• Directions: Your answer should be a single number: the count of lines that include the word "octobre".

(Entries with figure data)
>> begin

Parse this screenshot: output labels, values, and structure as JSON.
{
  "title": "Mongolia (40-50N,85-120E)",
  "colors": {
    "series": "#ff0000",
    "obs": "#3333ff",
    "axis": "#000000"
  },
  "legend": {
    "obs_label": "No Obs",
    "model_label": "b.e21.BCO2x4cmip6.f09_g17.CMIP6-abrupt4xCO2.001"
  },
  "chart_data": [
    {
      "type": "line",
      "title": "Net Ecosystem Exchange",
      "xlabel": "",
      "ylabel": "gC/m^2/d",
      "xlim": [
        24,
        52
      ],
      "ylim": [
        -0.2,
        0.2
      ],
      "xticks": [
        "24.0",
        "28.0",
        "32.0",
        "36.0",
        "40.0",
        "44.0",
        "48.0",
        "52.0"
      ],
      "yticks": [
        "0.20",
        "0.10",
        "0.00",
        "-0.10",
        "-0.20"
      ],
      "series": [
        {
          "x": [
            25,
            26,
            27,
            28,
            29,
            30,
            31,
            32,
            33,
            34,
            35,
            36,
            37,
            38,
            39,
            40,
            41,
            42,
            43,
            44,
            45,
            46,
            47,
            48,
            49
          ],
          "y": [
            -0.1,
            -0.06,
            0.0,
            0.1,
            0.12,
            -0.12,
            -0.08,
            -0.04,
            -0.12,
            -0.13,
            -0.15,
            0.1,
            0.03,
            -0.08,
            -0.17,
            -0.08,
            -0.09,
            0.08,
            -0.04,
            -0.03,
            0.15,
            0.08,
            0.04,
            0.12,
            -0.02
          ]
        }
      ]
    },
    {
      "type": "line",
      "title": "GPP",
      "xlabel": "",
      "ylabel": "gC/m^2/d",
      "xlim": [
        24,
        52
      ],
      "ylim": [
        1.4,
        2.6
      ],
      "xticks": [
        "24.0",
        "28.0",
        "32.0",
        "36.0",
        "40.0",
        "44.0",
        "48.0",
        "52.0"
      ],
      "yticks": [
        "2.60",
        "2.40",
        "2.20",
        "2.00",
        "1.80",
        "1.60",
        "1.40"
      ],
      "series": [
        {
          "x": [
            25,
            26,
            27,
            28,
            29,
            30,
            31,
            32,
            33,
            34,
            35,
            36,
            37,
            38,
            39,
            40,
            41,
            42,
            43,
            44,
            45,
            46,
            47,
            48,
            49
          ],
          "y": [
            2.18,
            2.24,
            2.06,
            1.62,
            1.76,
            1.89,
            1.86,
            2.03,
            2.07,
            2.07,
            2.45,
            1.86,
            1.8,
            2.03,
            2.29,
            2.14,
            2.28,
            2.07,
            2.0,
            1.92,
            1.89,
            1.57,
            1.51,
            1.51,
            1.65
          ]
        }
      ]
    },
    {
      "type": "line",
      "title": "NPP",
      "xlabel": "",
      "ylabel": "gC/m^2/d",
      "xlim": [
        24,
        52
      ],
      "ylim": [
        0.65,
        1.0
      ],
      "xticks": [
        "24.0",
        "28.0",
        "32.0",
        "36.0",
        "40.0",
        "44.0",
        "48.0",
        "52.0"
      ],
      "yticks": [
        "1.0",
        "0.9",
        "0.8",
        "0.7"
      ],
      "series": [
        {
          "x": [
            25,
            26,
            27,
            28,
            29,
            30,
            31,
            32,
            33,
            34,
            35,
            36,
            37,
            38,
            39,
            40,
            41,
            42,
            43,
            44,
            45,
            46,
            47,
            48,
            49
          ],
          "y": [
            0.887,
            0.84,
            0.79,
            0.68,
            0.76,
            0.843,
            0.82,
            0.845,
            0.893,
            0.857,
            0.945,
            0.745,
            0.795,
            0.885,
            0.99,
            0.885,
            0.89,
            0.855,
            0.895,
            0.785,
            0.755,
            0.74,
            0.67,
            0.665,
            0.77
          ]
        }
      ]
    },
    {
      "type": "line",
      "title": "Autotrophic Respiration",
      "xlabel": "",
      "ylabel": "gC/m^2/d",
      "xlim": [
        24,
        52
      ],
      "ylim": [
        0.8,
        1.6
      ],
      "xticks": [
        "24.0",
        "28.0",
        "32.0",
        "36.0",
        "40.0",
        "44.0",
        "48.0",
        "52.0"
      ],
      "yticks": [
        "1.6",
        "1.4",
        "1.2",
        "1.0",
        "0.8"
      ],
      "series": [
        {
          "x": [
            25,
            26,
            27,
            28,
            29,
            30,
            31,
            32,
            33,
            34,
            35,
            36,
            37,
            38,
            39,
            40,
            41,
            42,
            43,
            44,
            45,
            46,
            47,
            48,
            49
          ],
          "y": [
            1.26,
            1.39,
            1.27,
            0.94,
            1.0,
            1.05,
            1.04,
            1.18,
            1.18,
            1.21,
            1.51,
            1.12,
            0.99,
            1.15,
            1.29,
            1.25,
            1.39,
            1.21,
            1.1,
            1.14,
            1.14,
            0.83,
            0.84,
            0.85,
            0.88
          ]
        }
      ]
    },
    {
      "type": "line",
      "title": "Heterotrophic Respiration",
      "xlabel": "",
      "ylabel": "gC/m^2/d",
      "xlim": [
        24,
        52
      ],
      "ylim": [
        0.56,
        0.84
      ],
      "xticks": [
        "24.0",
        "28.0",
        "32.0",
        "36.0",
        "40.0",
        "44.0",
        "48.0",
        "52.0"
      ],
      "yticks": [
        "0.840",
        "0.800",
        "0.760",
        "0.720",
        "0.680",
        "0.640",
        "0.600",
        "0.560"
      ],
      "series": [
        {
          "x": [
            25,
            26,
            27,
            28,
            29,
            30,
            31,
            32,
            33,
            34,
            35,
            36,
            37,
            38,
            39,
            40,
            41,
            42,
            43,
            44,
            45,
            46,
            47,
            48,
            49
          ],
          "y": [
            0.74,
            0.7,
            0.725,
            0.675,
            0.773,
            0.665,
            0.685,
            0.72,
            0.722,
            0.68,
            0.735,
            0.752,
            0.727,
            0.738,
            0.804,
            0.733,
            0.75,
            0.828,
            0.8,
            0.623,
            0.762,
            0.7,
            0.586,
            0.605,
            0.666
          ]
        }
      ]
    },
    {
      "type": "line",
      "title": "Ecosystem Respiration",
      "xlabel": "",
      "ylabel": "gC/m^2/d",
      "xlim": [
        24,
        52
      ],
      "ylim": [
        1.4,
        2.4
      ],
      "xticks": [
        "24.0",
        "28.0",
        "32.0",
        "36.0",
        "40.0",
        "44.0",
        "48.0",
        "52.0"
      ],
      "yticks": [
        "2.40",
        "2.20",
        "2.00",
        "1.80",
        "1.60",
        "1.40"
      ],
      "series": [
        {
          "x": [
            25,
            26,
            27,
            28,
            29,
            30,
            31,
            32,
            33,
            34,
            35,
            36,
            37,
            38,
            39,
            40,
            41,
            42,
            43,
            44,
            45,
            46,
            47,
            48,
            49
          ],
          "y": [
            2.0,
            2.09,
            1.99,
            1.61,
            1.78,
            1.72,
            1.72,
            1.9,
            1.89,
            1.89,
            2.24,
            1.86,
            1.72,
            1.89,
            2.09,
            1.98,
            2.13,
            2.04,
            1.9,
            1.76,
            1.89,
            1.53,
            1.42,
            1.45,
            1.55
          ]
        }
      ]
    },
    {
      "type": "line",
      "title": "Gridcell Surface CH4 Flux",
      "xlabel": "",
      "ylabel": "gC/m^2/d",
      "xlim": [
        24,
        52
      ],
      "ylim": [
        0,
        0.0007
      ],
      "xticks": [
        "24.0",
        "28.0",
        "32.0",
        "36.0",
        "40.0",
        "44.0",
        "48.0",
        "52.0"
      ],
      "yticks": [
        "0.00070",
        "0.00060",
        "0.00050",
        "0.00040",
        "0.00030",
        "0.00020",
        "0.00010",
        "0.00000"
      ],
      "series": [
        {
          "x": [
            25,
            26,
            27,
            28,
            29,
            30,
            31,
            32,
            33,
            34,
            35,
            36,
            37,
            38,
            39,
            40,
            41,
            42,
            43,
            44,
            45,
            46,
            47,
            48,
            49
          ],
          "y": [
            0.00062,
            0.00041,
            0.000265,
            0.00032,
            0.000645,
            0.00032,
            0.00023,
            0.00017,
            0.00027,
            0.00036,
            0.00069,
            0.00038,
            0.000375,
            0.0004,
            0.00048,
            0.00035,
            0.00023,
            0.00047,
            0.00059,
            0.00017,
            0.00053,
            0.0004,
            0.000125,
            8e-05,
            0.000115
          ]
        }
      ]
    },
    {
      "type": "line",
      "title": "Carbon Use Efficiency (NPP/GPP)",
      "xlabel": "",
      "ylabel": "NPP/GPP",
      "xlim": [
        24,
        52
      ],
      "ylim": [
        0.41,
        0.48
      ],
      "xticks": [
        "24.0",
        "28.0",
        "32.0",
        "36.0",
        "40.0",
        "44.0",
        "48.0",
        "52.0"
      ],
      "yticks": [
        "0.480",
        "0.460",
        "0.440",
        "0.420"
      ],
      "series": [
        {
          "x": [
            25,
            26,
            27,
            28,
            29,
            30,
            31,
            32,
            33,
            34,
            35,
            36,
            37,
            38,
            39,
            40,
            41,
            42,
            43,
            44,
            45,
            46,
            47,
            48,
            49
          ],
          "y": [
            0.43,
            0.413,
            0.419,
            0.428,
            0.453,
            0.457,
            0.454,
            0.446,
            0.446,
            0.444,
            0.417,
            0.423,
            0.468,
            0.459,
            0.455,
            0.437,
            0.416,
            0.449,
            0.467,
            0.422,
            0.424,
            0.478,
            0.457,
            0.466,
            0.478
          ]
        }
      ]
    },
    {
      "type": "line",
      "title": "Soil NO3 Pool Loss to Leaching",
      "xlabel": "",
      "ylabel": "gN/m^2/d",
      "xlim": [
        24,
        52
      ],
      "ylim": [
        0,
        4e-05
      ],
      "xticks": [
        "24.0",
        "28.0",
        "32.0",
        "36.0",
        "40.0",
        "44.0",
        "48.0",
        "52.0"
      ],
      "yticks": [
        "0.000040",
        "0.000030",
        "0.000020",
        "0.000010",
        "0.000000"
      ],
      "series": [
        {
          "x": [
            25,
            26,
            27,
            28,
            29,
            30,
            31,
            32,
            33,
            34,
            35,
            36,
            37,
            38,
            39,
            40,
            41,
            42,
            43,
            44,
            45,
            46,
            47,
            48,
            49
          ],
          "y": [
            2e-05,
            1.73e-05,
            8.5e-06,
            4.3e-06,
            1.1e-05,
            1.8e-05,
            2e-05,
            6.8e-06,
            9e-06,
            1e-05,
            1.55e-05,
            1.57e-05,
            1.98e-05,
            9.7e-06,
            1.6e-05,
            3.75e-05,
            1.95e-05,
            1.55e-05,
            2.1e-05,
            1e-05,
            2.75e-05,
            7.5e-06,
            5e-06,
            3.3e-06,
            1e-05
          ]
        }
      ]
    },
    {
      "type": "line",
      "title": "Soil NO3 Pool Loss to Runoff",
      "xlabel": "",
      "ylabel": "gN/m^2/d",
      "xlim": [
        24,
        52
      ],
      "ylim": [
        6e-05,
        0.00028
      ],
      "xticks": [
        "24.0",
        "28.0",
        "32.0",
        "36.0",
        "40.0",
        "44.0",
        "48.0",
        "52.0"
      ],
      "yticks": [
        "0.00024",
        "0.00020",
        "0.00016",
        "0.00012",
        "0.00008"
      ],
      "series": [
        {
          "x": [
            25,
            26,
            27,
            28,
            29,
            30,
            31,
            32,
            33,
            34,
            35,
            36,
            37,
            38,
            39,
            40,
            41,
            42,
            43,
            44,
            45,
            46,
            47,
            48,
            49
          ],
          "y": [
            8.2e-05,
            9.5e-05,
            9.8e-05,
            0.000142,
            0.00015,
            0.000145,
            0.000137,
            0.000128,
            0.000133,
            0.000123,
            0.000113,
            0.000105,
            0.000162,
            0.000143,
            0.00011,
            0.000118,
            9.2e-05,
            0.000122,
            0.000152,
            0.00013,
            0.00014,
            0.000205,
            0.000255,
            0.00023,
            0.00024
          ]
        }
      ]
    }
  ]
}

>> end
>> begin

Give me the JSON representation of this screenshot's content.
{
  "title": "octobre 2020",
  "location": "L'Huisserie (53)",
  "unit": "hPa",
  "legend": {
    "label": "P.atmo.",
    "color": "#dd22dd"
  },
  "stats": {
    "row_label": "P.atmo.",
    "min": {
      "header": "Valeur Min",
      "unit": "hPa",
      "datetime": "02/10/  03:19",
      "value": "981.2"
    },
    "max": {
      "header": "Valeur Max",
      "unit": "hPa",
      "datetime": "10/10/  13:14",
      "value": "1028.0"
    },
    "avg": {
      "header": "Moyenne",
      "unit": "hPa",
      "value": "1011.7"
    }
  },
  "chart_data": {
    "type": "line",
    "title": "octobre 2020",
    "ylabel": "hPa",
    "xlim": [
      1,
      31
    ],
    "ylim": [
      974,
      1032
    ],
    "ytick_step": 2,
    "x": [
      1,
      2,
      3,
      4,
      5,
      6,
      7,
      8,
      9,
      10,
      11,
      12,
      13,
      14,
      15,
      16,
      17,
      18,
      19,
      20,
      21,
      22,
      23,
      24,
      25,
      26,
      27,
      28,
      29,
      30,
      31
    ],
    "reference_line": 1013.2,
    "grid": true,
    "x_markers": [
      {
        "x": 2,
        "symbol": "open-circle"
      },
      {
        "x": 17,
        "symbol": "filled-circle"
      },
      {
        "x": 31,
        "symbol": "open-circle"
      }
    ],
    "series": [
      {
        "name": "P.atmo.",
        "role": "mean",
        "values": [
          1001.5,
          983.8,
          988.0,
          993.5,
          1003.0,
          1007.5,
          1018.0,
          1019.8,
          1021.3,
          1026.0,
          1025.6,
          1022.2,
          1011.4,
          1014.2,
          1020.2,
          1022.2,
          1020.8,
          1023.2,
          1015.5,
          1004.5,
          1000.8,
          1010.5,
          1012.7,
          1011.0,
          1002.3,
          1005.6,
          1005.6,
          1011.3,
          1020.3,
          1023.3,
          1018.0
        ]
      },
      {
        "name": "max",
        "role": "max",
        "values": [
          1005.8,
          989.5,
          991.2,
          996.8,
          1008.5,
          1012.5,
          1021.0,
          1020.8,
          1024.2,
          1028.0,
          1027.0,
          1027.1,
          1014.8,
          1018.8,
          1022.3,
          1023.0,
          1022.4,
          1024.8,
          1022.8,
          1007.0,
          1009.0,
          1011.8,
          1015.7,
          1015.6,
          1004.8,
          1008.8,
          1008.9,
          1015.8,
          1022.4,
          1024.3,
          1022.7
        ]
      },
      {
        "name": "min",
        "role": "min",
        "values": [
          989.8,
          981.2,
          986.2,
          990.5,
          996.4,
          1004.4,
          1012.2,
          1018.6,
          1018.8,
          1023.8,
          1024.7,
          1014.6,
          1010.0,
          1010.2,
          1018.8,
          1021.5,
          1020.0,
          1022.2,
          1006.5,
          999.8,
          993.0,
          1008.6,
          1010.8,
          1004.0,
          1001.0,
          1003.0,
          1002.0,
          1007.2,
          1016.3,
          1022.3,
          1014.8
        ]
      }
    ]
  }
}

>> end

• Exercise result: 2